* Begin *

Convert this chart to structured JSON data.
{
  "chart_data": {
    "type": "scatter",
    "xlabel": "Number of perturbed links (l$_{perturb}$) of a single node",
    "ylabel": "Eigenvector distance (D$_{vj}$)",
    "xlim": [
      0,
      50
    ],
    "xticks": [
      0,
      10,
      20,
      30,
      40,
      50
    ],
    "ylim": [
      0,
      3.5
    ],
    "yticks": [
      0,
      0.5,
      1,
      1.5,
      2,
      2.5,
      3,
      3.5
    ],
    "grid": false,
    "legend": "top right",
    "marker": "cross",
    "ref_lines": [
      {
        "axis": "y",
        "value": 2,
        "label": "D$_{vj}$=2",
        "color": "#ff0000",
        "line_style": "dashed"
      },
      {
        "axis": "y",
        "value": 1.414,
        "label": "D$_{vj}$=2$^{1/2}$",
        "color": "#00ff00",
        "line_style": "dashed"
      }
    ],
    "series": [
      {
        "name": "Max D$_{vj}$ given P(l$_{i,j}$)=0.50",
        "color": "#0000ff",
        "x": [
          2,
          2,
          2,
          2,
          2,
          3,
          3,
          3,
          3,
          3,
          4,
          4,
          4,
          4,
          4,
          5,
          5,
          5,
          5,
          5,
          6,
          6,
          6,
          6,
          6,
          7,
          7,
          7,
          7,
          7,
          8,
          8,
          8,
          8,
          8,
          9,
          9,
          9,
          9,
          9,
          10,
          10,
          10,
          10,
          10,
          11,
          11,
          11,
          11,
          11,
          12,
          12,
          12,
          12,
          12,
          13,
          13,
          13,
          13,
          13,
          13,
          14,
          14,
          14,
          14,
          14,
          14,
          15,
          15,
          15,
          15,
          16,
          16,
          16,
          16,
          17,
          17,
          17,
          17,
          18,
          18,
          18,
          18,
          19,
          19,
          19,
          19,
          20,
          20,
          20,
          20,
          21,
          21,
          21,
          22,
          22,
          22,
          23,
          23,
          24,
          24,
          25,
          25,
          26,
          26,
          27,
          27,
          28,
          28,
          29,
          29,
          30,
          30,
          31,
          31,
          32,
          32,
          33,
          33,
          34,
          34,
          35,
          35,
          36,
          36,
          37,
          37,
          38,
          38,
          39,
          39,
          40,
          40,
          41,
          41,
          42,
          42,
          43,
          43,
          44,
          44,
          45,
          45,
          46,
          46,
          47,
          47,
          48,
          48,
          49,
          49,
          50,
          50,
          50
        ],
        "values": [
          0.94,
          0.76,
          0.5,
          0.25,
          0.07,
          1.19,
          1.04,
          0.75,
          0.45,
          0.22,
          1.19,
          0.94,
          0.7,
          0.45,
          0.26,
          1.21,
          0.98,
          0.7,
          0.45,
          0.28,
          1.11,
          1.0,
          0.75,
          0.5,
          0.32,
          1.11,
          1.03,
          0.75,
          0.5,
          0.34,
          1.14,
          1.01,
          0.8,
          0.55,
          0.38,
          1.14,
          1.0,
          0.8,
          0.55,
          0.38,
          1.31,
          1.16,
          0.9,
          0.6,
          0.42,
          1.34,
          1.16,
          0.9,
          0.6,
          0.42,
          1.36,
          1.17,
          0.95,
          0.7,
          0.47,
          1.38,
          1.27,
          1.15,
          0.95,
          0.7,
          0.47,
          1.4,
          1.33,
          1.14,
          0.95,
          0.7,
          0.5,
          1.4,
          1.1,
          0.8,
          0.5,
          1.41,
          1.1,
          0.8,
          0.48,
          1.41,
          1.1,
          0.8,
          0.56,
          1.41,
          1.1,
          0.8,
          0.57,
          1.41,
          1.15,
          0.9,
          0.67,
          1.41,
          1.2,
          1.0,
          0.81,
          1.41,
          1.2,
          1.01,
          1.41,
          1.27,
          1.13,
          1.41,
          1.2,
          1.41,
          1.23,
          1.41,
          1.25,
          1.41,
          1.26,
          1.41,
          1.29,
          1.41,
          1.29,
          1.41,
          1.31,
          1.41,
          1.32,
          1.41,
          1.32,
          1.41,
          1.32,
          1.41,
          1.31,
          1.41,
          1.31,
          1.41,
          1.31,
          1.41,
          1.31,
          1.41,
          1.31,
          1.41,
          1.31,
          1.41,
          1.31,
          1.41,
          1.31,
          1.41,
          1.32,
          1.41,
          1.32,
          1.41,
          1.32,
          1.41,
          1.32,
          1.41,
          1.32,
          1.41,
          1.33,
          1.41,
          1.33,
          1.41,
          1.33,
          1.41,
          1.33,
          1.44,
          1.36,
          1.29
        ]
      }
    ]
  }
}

* End *
* Begin *

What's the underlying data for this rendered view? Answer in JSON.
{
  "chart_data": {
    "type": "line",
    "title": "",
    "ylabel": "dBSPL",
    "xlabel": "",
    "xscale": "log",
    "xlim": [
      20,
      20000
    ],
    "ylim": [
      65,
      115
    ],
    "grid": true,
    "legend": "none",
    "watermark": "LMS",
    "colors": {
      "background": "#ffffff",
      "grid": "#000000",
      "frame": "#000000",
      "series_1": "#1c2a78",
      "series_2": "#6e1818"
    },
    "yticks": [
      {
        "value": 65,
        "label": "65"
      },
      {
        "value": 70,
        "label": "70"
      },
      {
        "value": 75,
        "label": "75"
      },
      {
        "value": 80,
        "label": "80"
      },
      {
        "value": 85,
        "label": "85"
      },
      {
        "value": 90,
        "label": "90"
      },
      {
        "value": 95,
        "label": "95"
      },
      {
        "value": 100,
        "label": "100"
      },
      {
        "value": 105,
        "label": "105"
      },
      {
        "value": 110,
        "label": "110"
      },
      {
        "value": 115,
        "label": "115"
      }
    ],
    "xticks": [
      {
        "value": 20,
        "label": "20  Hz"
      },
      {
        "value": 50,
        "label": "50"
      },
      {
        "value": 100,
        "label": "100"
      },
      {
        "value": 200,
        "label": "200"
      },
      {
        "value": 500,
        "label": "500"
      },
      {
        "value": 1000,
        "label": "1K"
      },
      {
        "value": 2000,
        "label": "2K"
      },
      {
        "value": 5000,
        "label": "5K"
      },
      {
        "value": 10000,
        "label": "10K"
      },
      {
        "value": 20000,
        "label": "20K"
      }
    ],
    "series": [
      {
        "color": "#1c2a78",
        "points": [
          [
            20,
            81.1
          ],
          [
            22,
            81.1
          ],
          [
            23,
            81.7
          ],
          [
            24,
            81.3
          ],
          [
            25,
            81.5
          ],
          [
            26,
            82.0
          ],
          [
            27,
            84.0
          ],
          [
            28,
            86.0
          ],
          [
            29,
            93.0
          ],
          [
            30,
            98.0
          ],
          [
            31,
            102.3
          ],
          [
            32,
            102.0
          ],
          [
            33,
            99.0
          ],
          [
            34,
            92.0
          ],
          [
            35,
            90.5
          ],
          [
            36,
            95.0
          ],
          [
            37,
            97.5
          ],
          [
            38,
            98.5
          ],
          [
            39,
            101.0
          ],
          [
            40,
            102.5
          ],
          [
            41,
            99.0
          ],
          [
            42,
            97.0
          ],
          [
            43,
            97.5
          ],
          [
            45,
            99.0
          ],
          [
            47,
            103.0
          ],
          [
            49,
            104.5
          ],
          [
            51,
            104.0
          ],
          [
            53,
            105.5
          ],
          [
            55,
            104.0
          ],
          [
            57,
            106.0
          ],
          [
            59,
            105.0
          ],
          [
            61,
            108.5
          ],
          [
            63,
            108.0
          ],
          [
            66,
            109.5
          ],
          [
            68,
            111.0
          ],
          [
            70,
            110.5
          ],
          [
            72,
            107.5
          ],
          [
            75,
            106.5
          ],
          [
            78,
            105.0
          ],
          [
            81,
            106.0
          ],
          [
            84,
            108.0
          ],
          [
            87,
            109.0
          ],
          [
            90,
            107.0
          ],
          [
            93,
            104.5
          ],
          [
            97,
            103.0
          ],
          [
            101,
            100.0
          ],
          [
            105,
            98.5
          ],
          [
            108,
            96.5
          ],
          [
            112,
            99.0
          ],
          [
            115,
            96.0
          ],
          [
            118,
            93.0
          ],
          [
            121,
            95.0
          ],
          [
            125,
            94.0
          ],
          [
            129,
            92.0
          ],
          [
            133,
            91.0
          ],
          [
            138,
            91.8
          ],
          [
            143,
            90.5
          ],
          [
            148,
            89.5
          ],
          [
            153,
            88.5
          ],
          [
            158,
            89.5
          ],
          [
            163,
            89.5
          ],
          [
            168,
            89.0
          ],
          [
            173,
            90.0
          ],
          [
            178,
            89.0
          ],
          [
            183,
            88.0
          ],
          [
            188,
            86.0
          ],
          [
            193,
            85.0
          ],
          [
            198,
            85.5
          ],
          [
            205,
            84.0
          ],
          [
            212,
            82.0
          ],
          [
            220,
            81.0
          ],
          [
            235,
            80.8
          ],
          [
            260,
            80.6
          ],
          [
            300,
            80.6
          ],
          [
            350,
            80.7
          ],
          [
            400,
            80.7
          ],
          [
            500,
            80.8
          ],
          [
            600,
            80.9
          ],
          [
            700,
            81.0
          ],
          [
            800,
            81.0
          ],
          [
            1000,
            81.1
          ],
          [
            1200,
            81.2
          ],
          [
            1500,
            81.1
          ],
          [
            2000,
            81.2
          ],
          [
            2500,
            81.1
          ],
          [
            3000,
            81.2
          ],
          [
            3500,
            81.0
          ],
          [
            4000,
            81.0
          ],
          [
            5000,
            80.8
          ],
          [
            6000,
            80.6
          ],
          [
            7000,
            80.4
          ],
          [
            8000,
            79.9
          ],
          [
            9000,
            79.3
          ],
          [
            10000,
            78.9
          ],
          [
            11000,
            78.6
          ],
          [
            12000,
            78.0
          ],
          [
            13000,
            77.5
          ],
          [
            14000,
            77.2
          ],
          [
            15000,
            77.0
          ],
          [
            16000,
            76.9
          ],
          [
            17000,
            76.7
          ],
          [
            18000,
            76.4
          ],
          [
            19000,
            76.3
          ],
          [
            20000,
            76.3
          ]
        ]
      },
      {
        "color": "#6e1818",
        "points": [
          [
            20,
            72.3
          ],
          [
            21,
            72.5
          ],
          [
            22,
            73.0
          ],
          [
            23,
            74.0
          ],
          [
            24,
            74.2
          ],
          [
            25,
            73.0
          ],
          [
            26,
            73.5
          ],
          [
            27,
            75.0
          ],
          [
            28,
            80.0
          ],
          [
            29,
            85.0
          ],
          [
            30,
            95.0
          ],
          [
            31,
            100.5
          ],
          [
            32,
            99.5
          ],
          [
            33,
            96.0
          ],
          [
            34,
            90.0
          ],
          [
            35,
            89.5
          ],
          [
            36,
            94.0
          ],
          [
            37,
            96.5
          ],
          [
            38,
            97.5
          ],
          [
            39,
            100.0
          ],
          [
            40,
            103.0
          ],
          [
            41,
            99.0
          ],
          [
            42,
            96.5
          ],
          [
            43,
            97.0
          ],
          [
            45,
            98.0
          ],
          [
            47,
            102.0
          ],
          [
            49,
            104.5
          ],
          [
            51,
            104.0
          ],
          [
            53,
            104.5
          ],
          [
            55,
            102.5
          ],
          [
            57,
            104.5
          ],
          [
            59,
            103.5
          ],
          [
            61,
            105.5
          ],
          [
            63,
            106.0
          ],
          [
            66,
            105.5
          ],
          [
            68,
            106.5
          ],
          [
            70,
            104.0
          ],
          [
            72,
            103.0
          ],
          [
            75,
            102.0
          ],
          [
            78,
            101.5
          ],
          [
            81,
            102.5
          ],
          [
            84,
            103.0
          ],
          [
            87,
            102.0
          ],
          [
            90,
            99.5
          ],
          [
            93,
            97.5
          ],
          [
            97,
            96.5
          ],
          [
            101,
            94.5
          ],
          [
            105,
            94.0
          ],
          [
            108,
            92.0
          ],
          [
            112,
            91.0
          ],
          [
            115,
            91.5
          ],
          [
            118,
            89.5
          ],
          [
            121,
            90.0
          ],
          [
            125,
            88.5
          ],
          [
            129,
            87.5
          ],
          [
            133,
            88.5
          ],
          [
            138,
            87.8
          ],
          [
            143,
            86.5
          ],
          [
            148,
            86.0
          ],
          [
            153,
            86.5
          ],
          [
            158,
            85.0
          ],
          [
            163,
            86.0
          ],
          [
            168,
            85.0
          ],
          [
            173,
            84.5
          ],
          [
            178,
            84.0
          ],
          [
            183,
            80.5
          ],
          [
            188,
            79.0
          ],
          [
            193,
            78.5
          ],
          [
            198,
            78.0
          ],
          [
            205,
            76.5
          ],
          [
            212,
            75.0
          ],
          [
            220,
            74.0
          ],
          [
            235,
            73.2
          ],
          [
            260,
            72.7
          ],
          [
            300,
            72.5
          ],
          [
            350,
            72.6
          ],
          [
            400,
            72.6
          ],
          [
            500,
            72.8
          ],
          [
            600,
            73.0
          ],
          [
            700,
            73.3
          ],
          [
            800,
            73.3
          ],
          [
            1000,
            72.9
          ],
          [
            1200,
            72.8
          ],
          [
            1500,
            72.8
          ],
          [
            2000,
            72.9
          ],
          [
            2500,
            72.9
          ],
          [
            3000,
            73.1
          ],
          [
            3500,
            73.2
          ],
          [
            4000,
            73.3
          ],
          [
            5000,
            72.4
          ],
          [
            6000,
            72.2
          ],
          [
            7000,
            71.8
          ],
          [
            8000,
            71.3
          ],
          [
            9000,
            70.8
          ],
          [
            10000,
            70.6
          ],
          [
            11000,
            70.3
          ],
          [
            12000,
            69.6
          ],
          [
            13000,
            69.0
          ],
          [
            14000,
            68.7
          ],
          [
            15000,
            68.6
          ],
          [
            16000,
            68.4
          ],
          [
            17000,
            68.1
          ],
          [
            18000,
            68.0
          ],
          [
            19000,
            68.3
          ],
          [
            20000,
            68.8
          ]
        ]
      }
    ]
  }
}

* End *
* Begin *

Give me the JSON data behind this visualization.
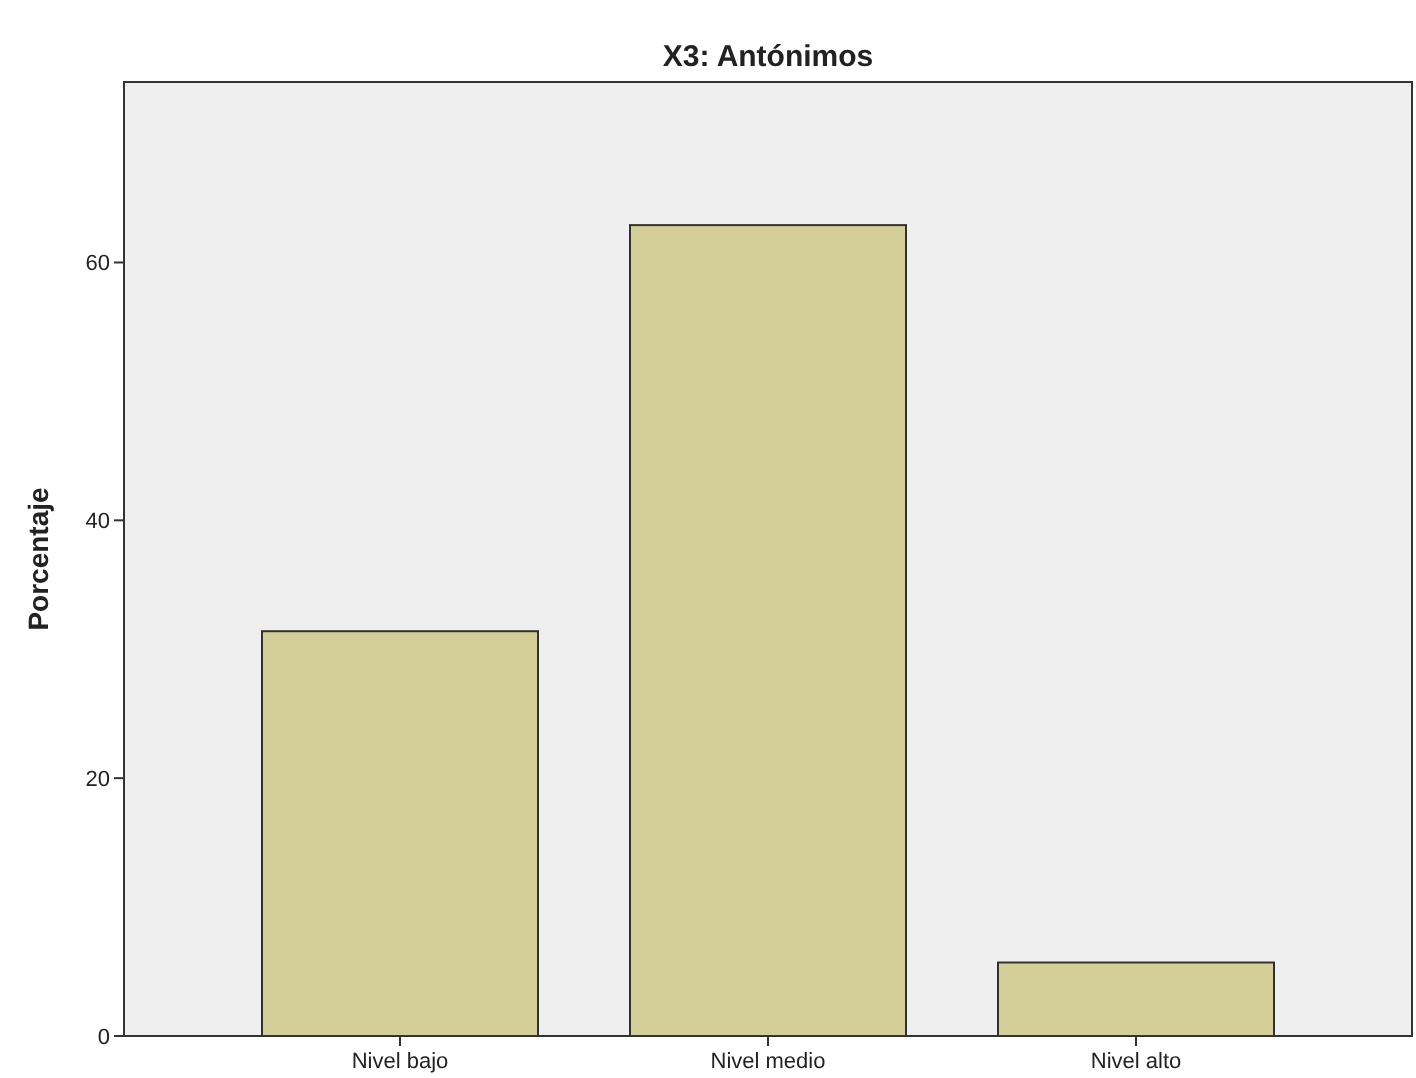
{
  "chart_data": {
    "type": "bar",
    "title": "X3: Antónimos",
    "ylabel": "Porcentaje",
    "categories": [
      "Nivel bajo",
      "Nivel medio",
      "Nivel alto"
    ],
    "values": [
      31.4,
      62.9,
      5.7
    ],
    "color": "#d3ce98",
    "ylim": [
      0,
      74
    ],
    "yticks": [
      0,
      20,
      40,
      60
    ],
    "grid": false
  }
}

* End *

What you need to do: Copy each line of the listing that contains the string "ylabel".

Answer to the exercise:
    "ylabel": "Eigenvector distance (D$_{vj}$)",
    "ylabel": "dBSPL",
    "ylabel": "Porcentaje",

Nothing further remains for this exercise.